### JOB
What is the count of lines in the listing below that hold the string "kulak"? Reply with that number alone.

[BEGIN DATASET ENTRIES]

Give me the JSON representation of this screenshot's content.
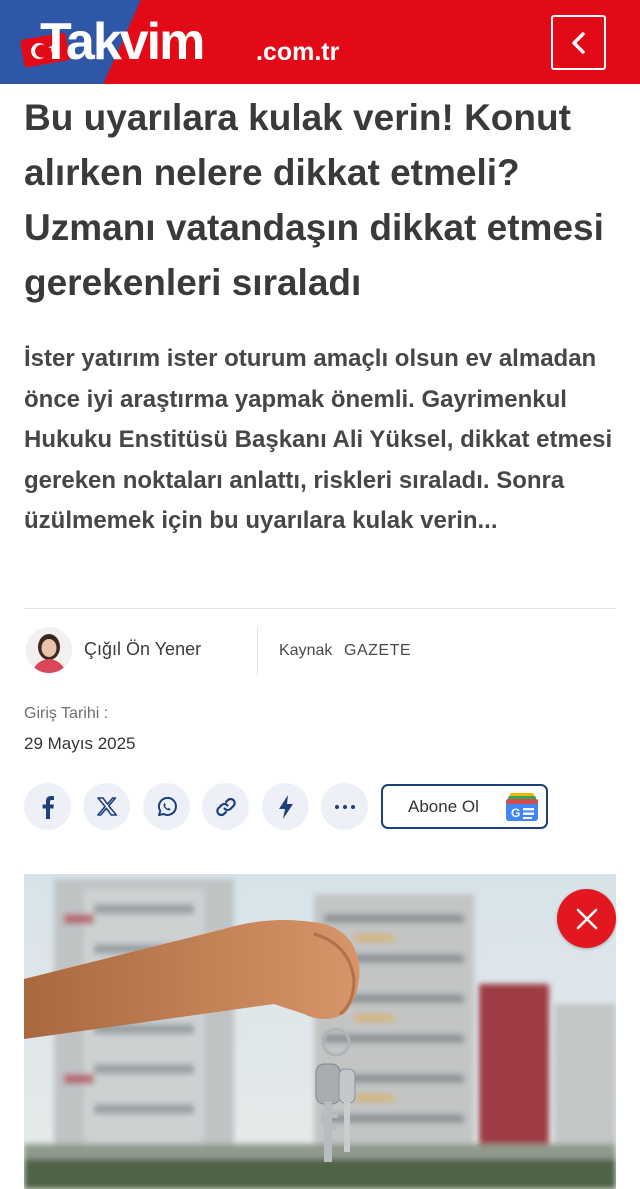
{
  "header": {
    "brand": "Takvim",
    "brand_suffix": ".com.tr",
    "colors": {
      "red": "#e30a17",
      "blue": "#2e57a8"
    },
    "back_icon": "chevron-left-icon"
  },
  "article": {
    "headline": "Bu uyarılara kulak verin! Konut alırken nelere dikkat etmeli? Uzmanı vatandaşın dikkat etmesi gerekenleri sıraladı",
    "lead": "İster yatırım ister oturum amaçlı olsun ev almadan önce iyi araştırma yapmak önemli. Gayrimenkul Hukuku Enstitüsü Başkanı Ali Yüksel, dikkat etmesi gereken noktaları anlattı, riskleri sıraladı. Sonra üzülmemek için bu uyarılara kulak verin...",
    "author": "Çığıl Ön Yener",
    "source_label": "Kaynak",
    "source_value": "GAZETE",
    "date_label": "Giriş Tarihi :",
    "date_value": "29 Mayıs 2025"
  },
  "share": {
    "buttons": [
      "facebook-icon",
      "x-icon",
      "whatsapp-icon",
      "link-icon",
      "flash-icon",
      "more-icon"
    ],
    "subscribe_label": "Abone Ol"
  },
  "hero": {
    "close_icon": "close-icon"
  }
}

[END DATASET ENTRIES]

### WRITTEN SOLUTION
2